Instructions for the task: Every line that holds the string "Pequeñas" is to be identified and copied.

Entries provided:

= = =

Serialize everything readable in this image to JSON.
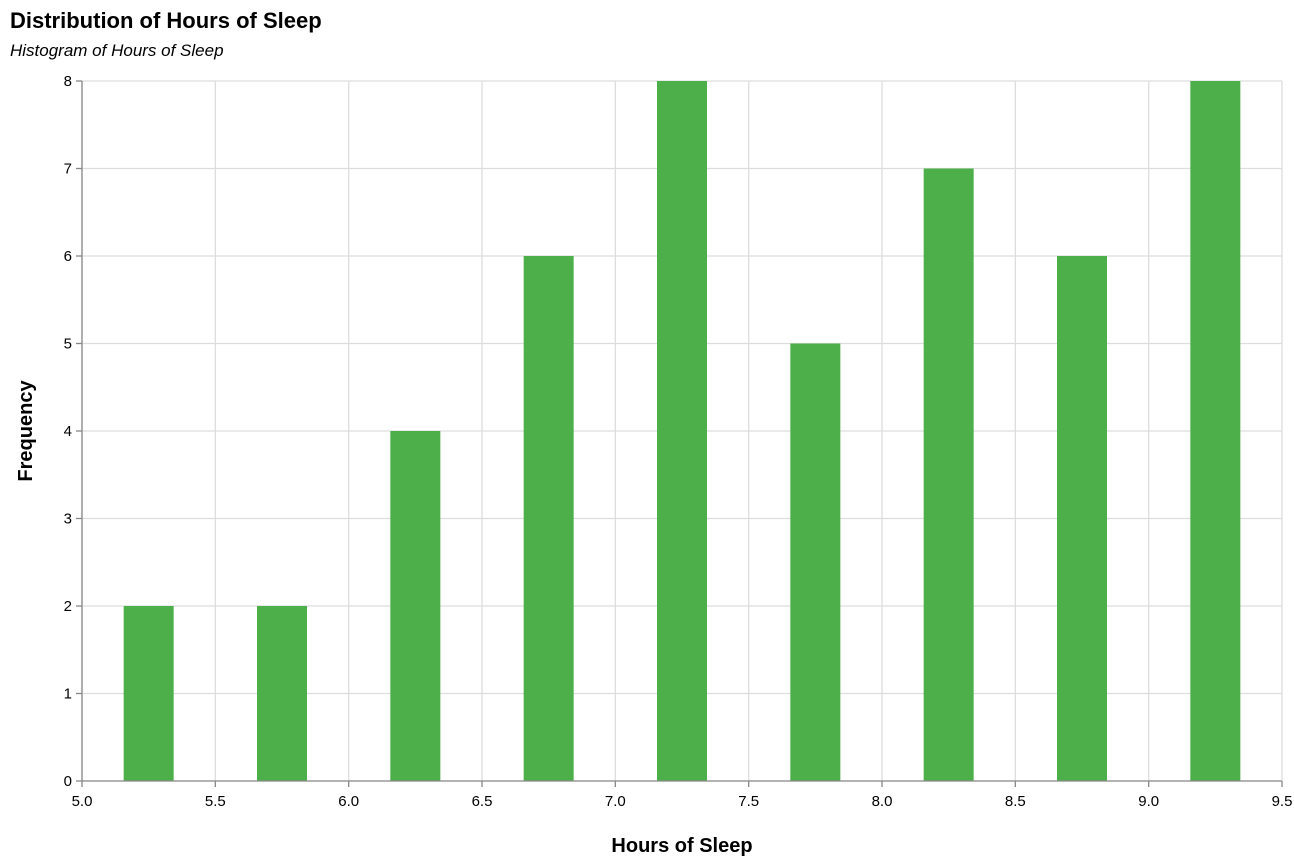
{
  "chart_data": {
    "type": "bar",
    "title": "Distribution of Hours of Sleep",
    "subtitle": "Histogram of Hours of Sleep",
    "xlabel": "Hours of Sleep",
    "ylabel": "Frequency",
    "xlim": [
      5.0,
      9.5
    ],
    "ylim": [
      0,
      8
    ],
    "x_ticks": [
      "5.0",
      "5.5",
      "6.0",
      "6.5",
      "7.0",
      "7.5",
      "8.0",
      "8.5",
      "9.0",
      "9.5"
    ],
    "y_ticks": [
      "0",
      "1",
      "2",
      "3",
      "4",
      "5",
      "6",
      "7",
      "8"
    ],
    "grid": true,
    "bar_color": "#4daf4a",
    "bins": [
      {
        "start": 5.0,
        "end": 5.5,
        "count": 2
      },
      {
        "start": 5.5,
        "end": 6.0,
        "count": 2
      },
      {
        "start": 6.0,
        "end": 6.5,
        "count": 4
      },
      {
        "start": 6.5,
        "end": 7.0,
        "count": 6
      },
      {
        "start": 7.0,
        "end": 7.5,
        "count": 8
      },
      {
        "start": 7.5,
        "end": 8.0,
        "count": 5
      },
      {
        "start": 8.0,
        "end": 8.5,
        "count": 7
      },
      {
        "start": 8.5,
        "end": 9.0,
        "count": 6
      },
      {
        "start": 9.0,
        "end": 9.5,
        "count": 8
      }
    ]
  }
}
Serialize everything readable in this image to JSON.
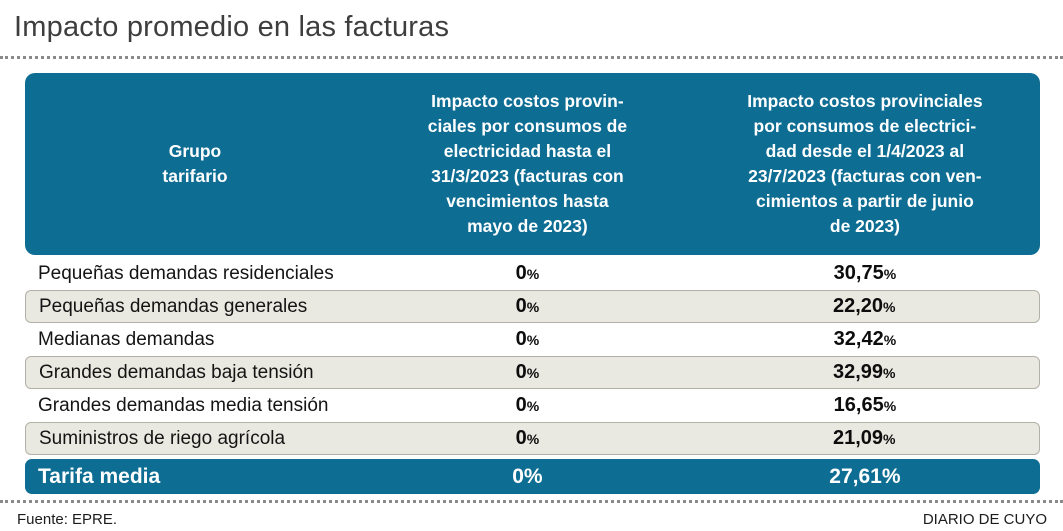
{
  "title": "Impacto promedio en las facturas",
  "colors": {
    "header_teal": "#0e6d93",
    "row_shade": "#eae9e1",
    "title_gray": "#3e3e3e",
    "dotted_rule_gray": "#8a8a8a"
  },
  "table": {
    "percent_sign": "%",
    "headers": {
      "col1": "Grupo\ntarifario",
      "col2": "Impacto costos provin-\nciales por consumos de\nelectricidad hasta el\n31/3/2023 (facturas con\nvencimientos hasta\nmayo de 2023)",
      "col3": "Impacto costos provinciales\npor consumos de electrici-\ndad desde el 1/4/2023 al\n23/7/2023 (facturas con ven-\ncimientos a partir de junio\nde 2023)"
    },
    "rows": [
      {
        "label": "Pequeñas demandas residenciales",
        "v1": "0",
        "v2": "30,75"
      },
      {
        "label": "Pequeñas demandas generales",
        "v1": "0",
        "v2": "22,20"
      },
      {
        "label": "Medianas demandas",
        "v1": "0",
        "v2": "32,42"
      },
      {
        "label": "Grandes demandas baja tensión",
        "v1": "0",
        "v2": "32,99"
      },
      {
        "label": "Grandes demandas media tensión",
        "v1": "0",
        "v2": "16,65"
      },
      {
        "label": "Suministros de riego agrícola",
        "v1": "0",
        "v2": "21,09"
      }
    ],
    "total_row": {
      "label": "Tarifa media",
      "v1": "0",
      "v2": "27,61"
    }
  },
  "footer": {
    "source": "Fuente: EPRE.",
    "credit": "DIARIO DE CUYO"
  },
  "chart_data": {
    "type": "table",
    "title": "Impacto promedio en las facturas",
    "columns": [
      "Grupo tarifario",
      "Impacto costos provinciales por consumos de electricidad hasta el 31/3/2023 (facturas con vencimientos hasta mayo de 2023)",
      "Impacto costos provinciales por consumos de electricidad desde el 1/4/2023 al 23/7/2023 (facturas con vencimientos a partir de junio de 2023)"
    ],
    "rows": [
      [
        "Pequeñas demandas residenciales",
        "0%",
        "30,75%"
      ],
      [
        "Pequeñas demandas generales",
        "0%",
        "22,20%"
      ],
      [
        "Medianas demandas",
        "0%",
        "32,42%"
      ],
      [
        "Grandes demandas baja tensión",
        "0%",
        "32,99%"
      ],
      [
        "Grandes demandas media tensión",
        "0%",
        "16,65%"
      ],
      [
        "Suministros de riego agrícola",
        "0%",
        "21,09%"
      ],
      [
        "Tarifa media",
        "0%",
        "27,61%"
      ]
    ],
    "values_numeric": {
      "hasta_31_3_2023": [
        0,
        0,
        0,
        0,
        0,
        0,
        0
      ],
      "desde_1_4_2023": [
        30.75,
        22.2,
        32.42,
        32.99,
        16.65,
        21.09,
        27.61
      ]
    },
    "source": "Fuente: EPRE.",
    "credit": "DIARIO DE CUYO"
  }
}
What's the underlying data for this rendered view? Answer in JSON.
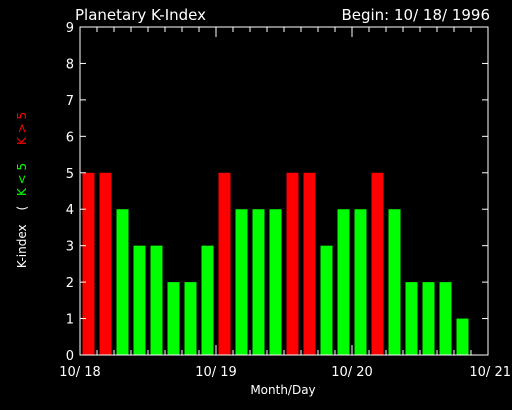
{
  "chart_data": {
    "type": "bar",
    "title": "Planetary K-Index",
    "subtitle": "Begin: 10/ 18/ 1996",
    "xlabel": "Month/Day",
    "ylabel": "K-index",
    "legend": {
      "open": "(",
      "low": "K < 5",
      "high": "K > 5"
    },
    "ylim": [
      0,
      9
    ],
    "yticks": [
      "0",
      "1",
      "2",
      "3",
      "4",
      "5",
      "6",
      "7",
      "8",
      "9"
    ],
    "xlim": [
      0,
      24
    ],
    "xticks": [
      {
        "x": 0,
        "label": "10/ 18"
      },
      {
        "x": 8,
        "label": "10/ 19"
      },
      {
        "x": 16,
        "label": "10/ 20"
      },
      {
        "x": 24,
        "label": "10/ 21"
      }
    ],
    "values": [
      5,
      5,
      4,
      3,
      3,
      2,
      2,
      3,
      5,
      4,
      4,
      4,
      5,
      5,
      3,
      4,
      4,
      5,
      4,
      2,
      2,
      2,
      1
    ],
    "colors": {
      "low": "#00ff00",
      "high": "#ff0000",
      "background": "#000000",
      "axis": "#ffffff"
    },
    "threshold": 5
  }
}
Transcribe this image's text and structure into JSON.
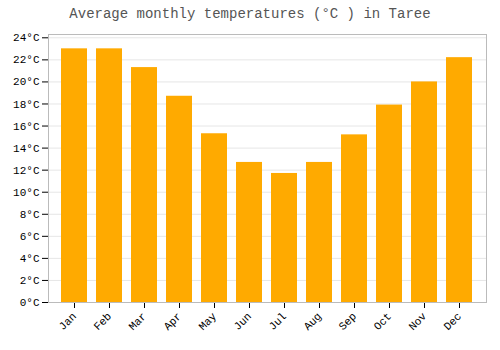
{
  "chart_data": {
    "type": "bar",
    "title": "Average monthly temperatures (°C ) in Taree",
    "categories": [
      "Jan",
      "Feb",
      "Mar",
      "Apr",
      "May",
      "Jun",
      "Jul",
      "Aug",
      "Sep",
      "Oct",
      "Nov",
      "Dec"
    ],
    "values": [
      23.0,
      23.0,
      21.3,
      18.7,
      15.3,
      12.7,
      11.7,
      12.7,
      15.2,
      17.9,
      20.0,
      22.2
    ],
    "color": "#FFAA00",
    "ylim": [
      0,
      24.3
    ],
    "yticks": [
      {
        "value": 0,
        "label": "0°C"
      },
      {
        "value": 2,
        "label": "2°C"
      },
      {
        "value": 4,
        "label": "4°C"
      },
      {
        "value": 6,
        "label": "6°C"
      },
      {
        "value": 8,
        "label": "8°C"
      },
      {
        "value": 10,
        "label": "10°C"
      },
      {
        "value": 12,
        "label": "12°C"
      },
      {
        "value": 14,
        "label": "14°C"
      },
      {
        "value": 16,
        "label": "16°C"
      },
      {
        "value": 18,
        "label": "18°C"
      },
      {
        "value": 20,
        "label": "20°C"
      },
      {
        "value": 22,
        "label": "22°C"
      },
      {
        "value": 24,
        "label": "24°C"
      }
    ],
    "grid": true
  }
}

= = =

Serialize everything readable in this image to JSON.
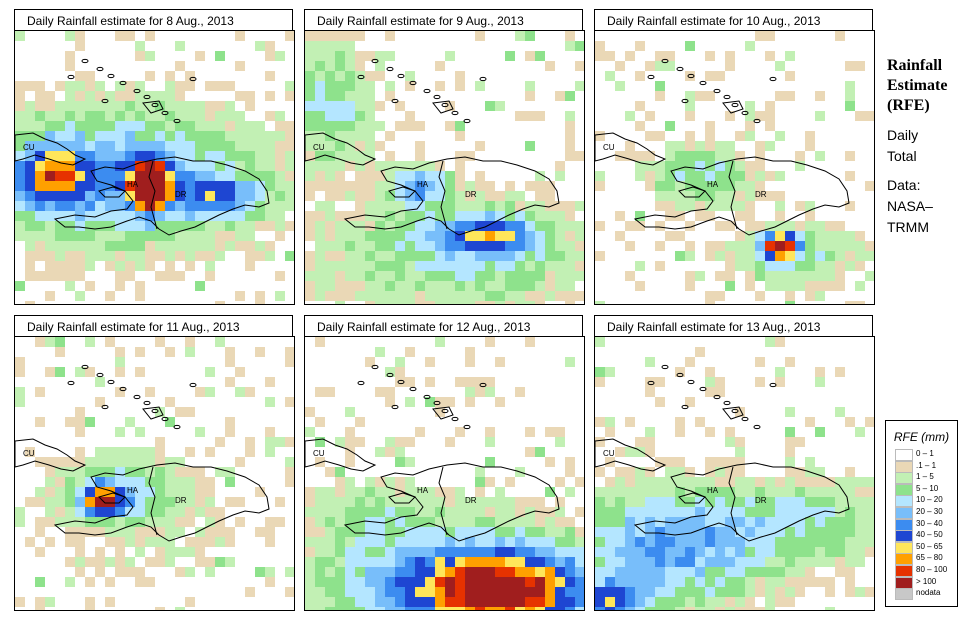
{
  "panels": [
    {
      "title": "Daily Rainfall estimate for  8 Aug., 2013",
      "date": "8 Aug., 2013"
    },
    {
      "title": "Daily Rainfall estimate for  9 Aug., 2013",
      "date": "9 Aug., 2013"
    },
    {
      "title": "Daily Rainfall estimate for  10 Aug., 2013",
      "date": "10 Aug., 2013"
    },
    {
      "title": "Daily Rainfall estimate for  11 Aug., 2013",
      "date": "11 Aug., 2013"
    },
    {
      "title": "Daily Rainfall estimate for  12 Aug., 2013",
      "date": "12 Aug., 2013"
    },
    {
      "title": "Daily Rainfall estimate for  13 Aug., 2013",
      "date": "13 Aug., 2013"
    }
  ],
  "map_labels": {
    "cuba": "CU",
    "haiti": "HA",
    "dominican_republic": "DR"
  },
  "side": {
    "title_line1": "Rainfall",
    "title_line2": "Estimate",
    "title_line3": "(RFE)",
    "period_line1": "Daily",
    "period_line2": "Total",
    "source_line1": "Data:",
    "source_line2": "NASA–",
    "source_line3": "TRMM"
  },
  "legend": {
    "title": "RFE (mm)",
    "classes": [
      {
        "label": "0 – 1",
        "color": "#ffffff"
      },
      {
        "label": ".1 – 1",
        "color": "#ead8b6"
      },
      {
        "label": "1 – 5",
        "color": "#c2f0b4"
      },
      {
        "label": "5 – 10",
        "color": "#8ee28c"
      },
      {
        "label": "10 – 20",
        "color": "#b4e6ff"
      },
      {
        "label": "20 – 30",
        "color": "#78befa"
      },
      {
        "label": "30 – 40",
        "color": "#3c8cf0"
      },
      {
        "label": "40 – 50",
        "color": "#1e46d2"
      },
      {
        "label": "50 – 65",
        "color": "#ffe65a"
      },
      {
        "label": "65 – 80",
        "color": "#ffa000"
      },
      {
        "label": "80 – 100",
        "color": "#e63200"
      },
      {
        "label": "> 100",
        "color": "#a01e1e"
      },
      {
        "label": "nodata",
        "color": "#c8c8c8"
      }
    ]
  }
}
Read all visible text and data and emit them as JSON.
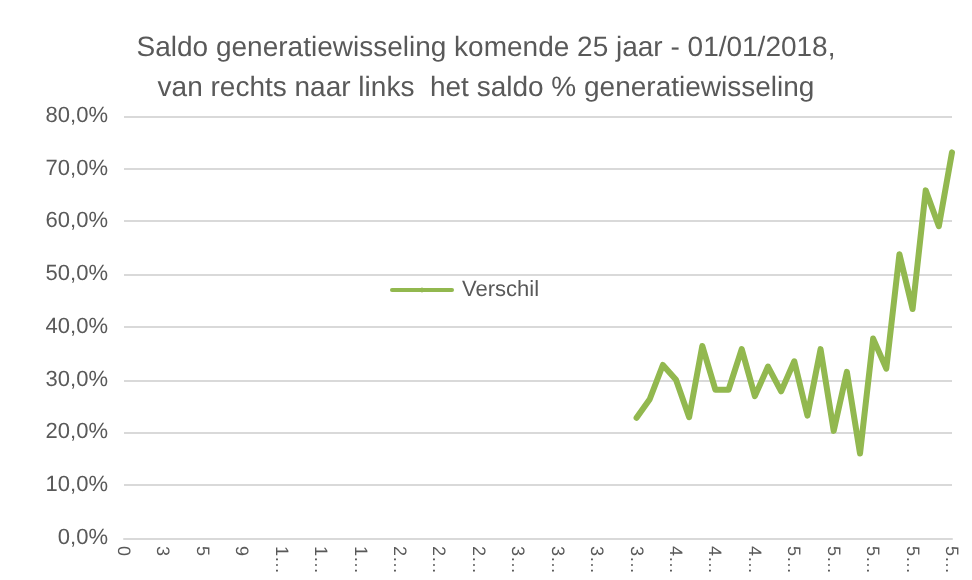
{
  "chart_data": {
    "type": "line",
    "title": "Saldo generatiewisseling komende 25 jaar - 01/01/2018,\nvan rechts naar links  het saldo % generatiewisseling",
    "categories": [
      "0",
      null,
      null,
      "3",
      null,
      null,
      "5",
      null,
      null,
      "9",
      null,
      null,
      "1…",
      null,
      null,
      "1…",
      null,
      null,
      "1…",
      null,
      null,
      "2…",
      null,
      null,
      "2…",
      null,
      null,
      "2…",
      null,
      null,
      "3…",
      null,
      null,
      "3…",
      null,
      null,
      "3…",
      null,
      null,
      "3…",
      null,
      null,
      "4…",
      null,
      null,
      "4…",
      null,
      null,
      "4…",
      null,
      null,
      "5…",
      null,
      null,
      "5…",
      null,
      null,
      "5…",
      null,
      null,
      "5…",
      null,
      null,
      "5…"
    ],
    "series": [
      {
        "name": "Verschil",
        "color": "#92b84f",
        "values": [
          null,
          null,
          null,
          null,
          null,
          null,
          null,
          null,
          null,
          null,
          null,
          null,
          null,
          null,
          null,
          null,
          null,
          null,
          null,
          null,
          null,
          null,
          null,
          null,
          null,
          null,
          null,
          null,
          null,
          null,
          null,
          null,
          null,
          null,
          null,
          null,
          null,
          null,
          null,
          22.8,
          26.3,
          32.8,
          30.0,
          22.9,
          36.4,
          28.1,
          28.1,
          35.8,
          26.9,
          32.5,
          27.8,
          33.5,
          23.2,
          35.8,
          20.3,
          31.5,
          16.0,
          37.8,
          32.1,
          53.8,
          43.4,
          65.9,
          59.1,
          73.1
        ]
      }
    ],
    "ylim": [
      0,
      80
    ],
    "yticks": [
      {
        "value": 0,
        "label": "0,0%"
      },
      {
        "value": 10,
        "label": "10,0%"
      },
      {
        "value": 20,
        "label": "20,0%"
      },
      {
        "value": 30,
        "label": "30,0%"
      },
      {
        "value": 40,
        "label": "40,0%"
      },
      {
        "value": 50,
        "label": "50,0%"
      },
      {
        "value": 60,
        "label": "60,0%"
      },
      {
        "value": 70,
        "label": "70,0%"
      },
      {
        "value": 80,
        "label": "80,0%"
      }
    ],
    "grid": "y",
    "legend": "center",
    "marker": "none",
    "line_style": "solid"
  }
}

= = =

Reply to the task:
        "label": "Pequeñas demandas residenciales",
        "label": "Pequeñas demandas generales",
        "Pequeñas demandas residenciales",
        "Pequeñas demandas generales",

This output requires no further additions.